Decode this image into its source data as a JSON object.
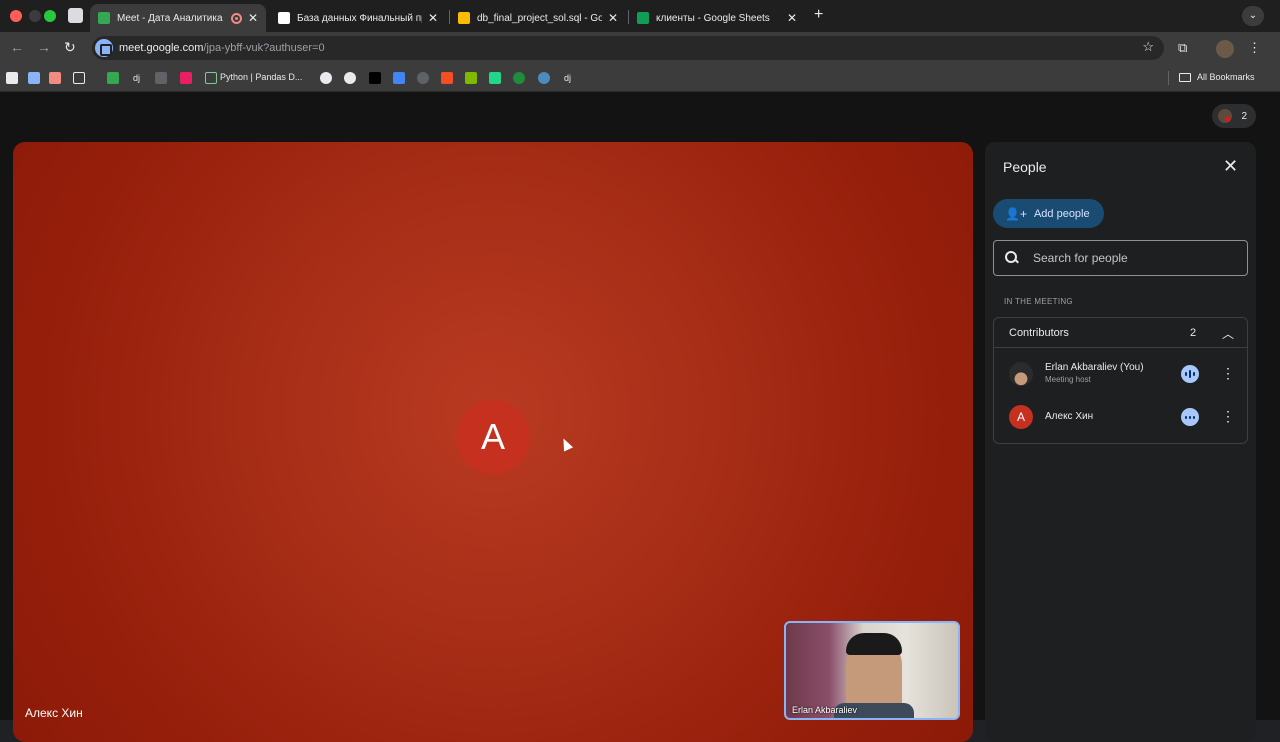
{
  "tabs": [
    {
      "title": "Meet - Дата Аналитика",
      "favicon_color": "#34a853",
      "recording": true
    },
    {
      "title": "База данных Финальный пр",
      "favicon_color": "#ffffff",
      "recording": false
    },
    {
      "title": "db_final_project_sol.sql - Go",
      "favicon_color": "#fbbc04",
      "recording": false
    },
    {
      "title": "клиенты - Google Sheets",
      "favicon_color": "#0f9d58",
      "recording": false
    }
  ],
  "address_bar": {
    "host": "meet.google.com",
    "path": "/jpa-ybff-vuk?authuser=0"
  },
  "bookmarks": {
    "python_pandas": "Python | Pandas D...",
    "dj1": "dj",
    "dj2": "dj",
    "all_bookmarks": "All Bookmarks"
  },
  "meeting": {
    "participant_count": "2",
    "main_tile": {
      "avatar_letter": "A",
      "name": "Алекс Хин",
      "color": "#c5301f"
    },
    "self_view": {
      "name": "Erlan Akbaraliev"
    }
  },
  "people_panel": {
    "title": "People",
    "add_people_label": "Add people",
    "search_placeholder": "Search for people",
    "section_label": "IN THE MEETING",
    "group": {
      "title": "Contributors",
      "count": "2"
    },
    "people": [
      {
        "name": "Erlan Akbaraliev (You)",
        "role": "Meeting host",
        "avatar": "photo"
      },
      {
        "name": "Алекс Хин",
        "role": "",
        "avatar_letter": "A"
      }
    ]
  },
  "icons": [
    "back-arrow-icon",
    "forward-arrow-icon",
    "reload-icon",
    "bookmark-star-icon",
    "extensions-icon",
    "kebab-menu-icon",
    "close-icon",
    "add-person-icon",
    "search-icon",
    "chevron-up-icon",
    "audio-indicator-icon",
    "more-vert-icon"
  ]
}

::::

Will you restate every entry word for word and omit the images?

## Exercise answer
Decode this image into its source data as a JSON object.
{
  "tabs": [
    {
      "title": "Meet - Дата Аналитика",
      "favicon_color": "#34a853",
      "recording": true
    },
    {
      "title": "База данных Финальный пр",
      "favicon_color": "#ffffff",
      "recording": false
    },
    {
      "title": "db_final_project_sol.sql - Go",
      "favicon_color": "#fbbc04",
      "recording": false
    },
    {
      "title": "клиенты - Google Sheets",
      "favicon_color": "#0f9d58",
      "recording": false
    }
  ],
  "address_bar": {
    "host": "meet.google.com",
    "path": "/jpa-ybff-vuk?authuser=0"
  },
  "bookmarks": {
    "python_pandas": "Python | Pandas D...",
    "dj1": "dj",
    "dj2": "dj",
    "all_bookmarks": "All Bookmarks"
  },
  "meeting": {
    "participant_count": "2",
    "main_tile": {
      "avatar_letter": "A",
      "name": "Алекс Хин",
      "color": "#c5301f"
    },
    "self_view": {
      "name": "Erlan Akbaraliev"
    }
  },
  "people_panel": {
    "title": "People",
    "add_people_label": "Add people",
    "search_placeholder": "Search for people",
    "section_label": "IN THE MEETING",
    "group": {
      "title": "Contributors",
      "count": "2"
    },
    "people": [
      {
        "name": "Erlan Akbaraliev (You)",
        "role": "Meeting host",
        "avatar": "photo"
      },
      {
        "name": "Алекс Хин",
        "role": "",
        "avatar_letter": "A"
      }
    ]
  },
  "icons": [
    "back-arrow-icon",
    "forward-arrow-icon",
    "reload-icon",
    "bookmark-star-icon",
    "extensions-icon",
    "kebab-menu-icon",
    "close-icon",
    "add-person-icon",
    "search-icon",
    "chevron-up-icon",
    "audio-indicator-icon",
    "more-vert-icon"
  ]
}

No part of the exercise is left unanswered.